» INSTRUCTIONS TO FOLLOW
Repeat every record below exactly, but leave out any pictures.

» RECORDS SUPPLIED
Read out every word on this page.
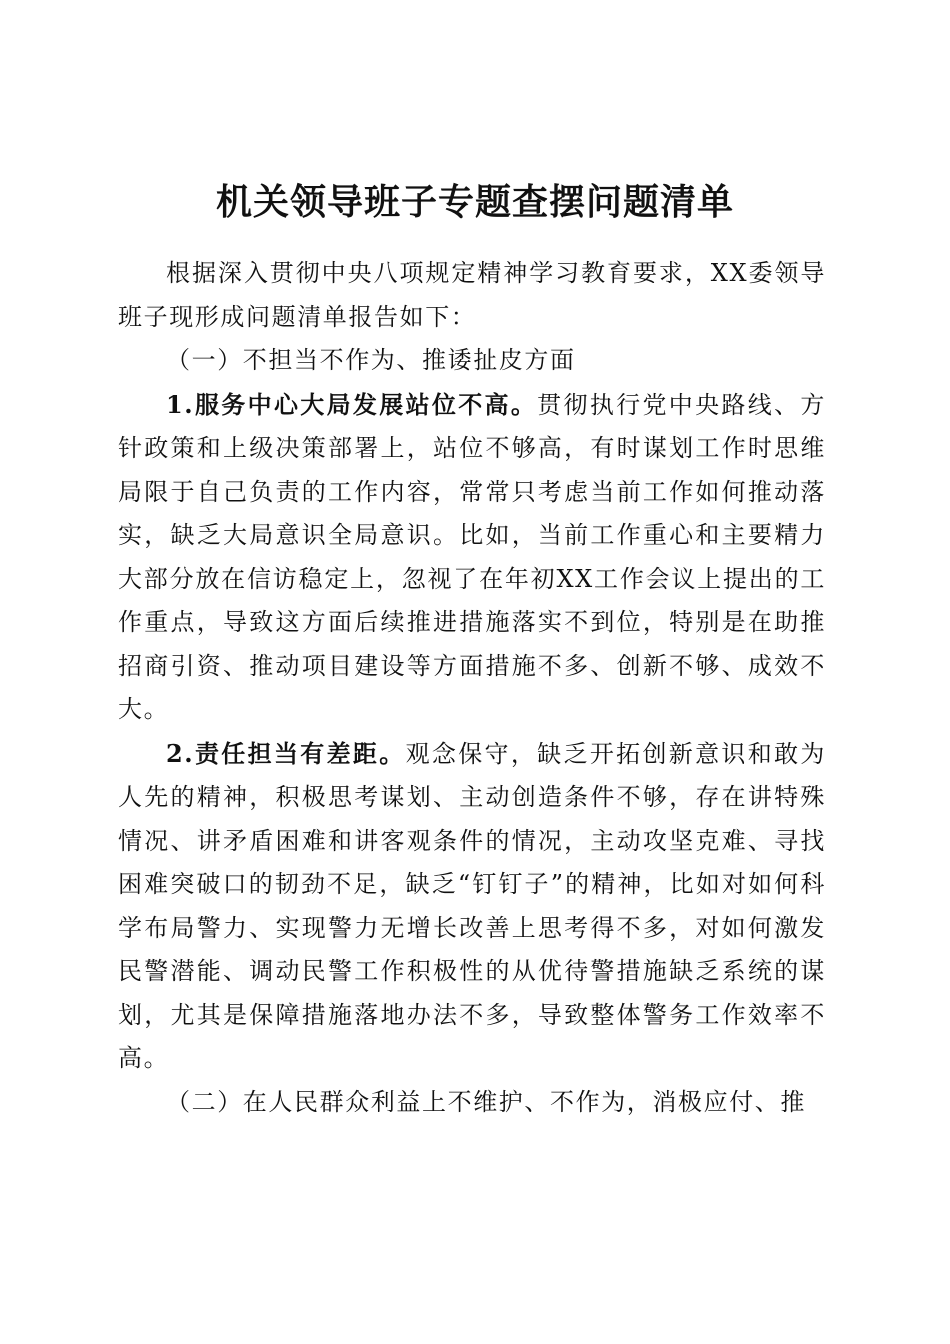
机关领导班子专题查摆问题清单

根据深入贯彻中央八项规定精神学习教育要求，XX委领导班子现形成问题清单报告如下：

（一）不担当不作为、推诿扯皮方面

1.服务中心大局发展站位不高。贯彻执行党中央路线、方针政策和上级决策部署上，站位不够高，有时谋划工作时思维局限于自己负责的工作内容，常常只考虑当前工作如何推动落实，缺乏大局意识全局意识。比如，当前工作重心和主要精力大部分放在信访稳定上，忽视了在年初XX工作会议上提出的工作重点，导致这方面后续推进措施落实不到位，特别是在助推招商引资、推动项目建设等方面措施不多、创新不够、成效不大。

2.责任担当有差距。观念保守，缺乏开拓创新意识和敢为人先的精神，积极思考谋划、主动创造条件不够，存在讲特殊情况、讲矛盾困难和讲客观条件的情况，主动攻坚克难、寻找困难突破口的韧劲不足，缺乏“钉钉子”的精神，比如对如何科学布局警力、实现警力无增长改善上思考得不多，对如何激发民警潜能、调动民警工作积极性的从优待警措施缺乏系统的谋划，尤其是保障措施落地办法不多，导致整体警务工作效率不高。

（二）在人民群众利益上不维护、不作为，消极应付、推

» EXERCISE RESPONSE
Read out every word on this page.
机关领导班子专题查摆问题清单

根据深入贯彻中央八项规定精神学习教育要求，XX委领导班子现形成问题清单报告如下：

（一）不担当不作为、推诿扯皮方面

1.服务中心大局发展站位不高。贯彻执行党中央路线、方针政策和上级决策部署上，站位不够高，有时谋划工作时思维局限于自己负责的工作内容，常常只考虑当前工作如何推动落实，缺乏大局意识全局意识。比如，当前工作重心和主要精力大部分放在信访稳定上，忽视了在年初XX工作会议上提出的工作重点，导致这方面后续推进措施落实不到位，特别是在助推招商引资、推动项目建设等方面措施不多、创新不够、成效不大。

2.责任担当有差距。观念保守，缺乏开拓创新意识和敢为人先的精神，积极思考谋划、主动创造条件不够，存在讲特殊情况、讲矛盾困难和讲客观条件的情况，主动攻坚克难、寻找困难突破口的韧劲不足，缺乏“钉钉子”的精神，比如对如何科学布局警力、实现警力无增长改善上思考得不多，对如何激发民警潜能、调动民警工作积极性的从优待警措施缺乏系统的谋划，尤其是保障措施落地办法不多，导致整体警务工作效率不高。

（二）在人民群众利益上不维护、不作为，消极应付、推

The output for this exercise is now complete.